### WORK REQUEST
Using the word "proteasome" as the filter, copy each matching line from the records.

═══ TASK INPUTS

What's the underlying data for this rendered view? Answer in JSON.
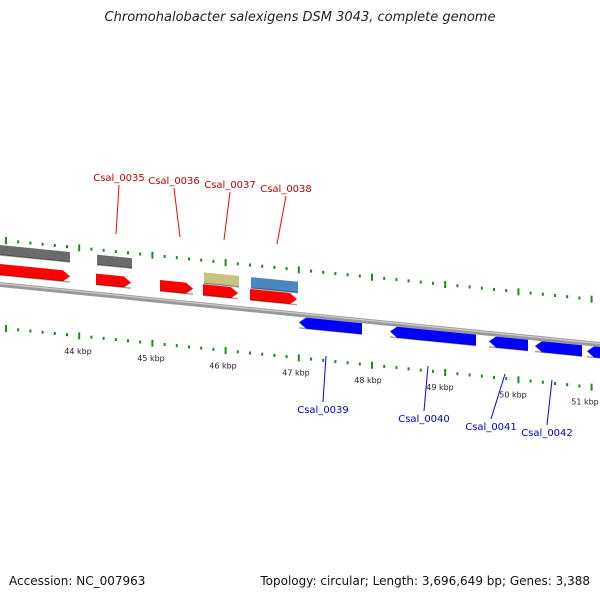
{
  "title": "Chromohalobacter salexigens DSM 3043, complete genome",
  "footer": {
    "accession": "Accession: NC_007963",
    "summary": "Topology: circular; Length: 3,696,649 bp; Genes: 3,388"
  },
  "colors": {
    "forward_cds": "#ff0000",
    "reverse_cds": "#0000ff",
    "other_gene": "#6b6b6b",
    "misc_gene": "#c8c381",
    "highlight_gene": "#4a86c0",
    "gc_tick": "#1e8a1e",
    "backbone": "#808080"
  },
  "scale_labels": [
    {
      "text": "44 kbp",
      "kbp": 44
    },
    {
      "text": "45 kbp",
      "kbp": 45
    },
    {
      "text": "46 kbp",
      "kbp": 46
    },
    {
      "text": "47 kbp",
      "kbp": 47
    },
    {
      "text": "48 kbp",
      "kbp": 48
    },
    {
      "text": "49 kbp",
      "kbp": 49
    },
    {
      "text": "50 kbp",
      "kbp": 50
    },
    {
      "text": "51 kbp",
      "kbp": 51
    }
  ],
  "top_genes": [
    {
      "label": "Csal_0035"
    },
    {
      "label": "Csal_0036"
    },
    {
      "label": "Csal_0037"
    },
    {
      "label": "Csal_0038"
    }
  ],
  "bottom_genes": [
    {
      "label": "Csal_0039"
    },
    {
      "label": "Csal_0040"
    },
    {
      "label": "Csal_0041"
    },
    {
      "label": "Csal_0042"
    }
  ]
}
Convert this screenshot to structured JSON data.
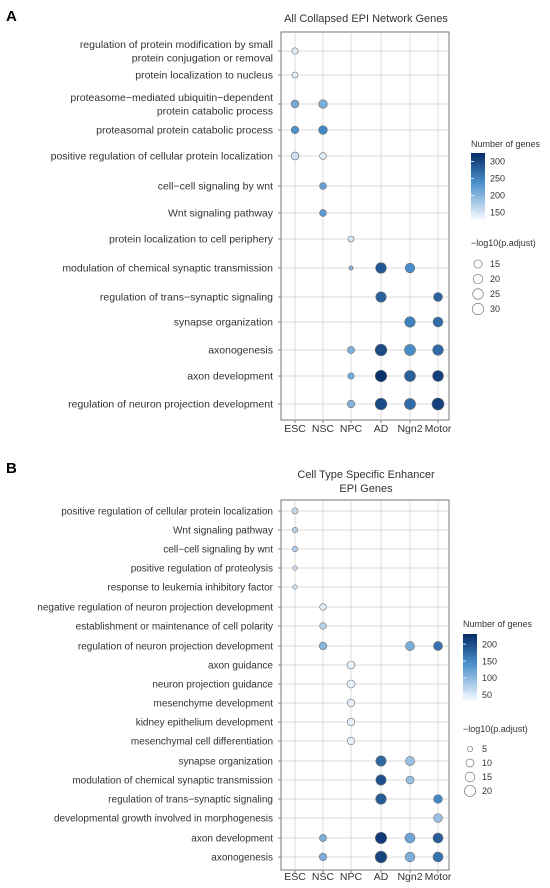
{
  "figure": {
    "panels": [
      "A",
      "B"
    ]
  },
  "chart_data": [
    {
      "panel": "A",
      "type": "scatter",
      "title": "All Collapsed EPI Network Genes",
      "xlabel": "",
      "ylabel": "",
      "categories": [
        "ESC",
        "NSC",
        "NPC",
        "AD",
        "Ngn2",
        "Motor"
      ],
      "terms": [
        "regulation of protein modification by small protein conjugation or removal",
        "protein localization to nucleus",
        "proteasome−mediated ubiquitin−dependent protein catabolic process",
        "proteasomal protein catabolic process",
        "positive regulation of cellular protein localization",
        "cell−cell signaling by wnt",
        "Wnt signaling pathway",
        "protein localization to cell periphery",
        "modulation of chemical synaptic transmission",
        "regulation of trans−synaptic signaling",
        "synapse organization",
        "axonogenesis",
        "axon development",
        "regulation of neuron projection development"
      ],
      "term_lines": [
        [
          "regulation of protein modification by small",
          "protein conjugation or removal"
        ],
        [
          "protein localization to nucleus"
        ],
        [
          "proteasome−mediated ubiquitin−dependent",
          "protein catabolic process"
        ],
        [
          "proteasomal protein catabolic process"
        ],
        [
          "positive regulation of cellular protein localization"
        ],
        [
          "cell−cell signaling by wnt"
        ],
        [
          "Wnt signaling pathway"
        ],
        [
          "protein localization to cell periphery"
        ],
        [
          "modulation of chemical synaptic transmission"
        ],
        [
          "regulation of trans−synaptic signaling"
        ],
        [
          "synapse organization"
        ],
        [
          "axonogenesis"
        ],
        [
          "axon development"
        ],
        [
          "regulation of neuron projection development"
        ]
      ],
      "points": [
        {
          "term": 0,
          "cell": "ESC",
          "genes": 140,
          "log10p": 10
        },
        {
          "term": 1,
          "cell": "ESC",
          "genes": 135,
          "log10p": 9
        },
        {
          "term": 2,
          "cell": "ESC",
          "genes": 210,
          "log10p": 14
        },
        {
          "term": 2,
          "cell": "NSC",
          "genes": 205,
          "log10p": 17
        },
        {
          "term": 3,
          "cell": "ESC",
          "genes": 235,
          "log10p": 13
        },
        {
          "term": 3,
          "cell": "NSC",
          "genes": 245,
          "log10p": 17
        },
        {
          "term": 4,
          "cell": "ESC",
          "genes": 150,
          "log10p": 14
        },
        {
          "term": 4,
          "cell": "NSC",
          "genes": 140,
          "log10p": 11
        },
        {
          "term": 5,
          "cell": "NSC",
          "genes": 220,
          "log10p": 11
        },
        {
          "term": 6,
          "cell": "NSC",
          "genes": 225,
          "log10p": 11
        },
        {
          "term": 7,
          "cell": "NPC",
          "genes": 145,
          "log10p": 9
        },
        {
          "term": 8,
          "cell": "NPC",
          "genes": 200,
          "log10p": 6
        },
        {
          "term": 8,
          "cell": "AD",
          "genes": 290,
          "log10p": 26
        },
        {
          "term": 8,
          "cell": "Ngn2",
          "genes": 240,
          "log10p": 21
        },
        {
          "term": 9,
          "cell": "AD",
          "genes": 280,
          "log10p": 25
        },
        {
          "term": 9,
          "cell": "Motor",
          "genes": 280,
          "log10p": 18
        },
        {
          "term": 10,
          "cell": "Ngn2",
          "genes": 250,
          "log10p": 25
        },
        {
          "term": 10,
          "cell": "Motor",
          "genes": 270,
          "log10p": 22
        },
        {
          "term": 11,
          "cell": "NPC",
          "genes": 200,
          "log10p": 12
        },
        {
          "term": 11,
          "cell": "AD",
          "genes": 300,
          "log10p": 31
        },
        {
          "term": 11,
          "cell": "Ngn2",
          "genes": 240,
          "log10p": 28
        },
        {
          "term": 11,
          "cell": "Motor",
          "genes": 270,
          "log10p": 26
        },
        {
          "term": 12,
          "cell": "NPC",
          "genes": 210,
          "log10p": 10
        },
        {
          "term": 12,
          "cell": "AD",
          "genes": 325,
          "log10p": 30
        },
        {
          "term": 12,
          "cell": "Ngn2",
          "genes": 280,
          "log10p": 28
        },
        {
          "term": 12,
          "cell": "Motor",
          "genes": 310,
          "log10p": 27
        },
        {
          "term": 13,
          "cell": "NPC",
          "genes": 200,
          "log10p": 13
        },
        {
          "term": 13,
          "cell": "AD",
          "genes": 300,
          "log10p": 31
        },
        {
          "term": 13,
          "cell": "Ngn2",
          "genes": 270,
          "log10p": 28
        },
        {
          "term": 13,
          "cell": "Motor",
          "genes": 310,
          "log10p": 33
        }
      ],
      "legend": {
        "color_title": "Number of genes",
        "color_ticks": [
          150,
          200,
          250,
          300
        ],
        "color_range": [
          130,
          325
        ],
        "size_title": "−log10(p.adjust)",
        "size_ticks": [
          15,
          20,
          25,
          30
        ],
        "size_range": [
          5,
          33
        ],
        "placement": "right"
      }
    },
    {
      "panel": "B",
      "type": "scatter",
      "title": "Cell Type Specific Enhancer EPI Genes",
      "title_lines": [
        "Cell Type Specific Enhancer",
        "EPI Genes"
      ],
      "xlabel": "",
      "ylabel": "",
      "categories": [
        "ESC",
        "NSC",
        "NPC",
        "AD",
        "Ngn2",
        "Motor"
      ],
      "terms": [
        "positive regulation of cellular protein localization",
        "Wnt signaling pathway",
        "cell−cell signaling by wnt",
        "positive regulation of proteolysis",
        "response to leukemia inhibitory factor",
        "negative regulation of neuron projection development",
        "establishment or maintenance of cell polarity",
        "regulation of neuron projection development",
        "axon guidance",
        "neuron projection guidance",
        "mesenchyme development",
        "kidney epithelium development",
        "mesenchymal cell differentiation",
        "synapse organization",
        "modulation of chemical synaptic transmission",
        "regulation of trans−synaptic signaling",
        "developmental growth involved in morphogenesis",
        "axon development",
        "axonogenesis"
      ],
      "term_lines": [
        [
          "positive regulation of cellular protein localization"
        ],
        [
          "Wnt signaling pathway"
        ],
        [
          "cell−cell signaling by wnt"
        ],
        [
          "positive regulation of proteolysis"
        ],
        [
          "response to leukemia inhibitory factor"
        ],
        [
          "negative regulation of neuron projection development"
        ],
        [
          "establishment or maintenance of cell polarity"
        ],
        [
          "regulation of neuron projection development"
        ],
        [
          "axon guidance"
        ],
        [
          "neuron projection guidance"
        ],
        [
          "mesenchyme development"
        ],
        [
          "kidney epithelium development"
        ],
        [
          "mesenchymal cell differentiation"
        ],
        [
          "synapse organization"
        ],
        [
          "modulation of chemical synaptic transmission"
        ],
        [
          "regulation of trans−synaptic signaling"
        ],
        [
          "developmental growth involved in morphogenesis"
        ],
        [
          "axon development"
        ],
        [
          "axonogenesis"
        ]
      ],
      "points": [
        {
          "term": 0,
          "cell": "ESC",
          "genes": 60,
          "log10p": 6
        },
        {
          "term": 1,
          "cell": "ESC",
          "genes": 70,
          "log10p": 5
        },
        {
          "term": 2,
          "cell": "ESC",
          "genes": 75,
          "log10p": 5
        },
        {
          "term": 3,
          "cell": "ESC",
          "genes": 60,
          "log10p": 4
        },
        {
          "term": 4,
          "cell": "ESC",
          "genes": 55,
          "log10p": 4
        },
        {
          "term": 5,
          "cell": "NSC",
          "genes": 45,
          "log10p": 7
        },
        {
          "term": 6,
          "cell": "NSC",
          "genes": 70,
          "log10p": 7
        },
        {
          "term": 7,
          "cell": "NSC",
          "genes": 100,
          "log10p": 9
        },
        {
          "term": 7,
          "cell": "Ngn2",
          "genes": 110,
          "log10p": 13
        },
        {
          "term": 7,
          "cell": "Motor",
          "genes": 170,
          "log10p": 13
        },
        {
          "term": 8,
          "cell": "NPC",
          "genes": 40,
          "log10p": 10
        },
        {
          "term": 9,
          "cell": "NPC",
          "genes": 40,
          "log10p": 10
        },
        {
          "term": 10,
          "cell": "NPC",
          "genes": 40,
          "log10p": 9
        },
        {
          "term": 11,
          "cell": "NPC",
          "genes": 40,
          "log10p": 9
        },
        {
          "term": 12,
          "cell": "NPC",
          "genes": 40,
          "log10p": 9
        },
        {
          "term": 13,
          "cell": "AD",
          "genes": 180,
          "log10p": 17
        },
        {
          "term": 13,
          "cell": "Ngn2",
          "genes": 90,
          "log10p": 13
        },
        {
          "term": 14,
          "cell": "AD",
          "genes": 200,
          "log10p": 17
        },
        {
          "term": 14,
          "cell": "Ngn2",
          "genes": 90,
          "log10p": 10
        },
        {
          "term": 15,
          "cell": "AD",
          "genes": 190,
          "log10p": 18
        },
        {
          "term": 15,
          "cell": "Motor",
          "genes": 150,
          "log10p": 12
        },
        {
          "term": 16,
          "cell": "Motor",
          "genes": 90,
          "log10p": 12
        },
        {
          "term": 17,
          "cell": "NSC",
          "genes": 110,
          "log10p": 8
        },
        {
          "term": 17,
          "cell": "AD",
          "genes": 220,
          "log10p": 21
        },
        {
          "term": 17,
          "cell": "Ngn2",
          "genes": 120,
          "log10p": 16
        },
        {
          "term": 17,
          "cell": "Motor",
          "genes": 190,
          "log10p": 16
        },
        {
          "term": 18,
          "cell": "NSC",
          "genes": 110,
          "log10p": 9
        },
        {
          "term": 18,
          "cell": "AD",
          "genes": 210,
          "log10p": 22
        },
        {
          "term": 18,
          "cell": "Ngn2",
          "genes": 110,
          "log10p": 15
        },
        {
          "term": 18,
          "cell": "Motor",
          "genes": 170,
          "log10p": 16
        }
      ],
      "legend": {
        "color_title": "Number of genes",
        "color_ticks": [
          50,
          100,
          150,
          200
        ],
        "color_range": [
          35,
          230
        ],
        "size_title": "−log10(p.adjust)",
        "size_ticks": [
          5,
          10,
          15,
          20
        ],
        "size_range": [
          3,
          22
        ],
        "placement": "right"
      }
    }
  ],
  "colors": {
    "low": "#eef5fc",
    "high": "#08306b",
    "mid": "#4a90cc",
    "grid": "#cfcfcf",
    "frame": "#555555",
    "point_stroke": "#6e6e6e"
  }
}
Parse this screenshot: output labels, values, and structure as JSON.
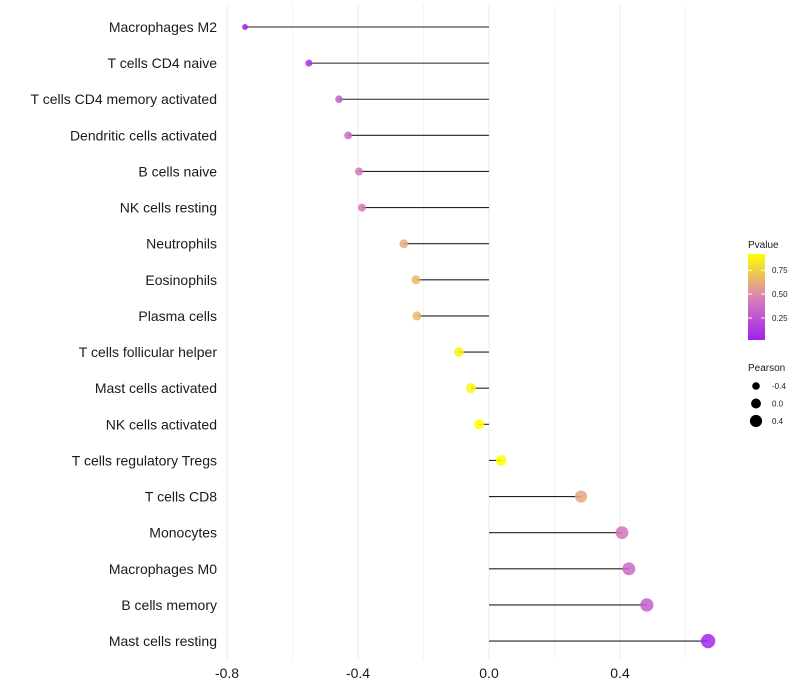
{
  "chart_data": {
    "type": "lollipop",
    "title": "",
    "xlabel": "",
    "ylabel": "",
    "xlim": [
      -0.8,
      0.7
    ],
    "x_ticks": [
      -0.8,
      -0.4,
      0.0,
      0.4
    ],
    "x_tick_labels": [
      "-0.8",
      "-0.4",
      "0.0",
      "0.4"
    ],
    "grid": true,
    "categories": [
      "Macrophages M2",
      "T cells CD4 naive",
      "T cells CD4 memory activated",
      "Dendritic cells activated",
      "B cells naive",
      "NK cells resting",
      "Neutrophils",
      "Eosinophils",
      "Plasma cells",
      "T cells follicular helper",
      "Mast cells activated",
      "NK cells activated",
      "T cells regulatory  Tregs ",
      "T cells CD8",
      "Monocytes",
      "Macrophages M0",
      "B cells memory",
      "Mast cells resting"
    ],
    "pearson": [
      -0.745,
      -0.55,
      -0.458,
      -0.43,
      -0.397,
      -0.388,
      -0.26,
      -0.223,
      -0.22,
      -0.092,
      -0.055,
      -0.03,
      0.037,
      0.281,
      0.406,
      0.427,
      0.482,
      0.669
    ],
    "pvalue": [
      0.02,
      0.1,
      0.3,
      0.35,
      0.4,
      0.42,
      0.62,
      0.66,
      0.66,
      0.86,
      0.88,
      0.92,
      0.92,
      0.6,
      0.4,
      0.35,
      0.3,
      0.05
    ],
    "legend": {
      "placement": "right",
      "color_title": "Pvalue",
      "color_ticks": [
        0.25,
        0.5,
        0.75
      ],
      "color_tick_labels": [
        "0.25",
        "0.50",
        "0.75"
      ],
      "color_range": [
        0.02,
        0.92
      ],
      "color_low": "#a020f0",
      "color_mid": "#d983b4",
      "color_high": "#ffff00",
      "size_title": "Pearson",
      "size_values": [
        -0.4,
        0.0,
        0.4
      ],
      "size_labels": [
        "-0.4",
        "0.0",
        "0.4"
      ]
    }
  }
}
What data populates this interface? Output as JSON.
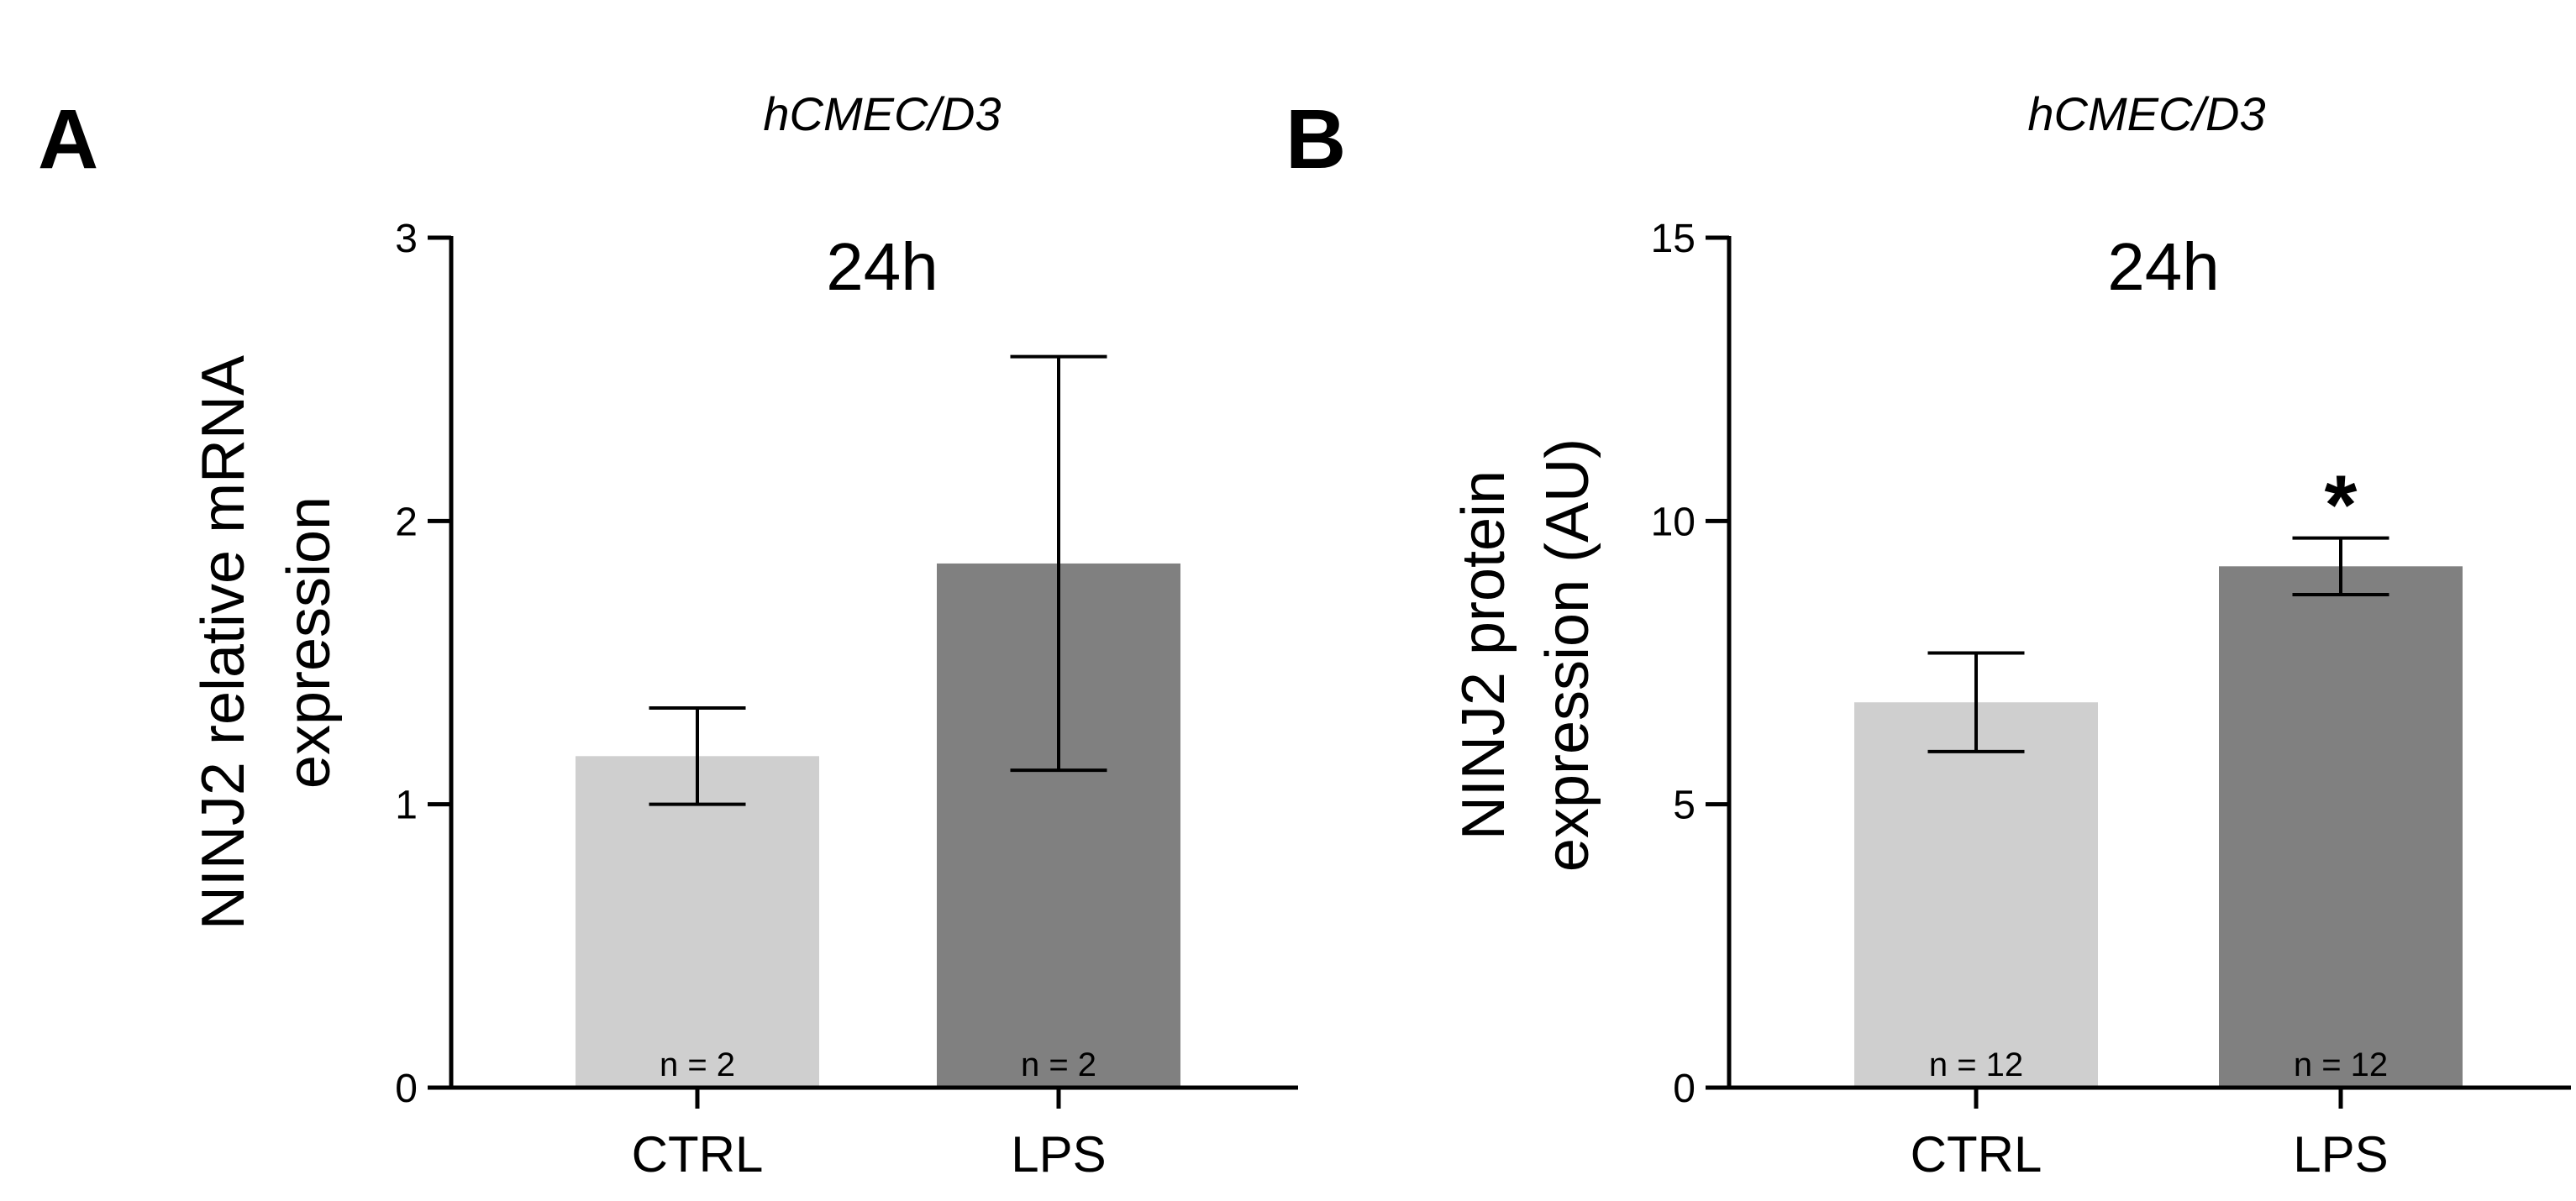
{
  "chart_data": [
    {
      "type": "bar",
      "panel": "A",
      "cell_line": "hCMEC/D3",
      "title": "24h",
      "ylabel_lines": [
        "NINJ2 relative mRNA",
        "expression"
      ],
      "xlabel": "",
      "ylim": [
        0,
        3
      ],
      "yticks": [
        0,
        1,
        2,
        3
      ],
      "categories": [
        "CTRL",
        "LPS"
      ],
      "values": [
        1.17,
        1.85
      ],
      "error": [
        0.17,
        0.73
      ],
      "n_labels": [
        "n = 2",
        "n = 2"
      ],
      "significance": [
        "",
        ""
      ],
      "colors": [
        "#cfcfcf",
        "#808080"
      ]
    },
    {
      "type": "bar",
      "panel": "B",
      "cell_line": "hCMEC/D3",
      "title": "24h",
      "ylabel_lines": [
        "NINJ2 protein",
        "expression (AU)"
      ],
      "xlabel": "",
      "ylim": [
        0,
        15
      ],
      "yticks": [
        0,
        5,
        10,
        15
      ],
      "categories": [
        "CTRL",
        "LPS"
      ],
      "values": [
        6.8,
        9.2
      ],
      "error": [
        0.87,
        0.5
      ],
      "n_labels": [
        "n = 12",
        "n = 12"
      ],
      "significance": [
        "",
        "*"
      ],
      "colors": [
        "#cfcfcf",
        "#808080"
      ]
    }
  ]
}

══════

### RESPONSE
        "proteasome−mediated ubiquitin−dependent protein catabolic process",
          "proteasome−mediated ubiquitin−dependent",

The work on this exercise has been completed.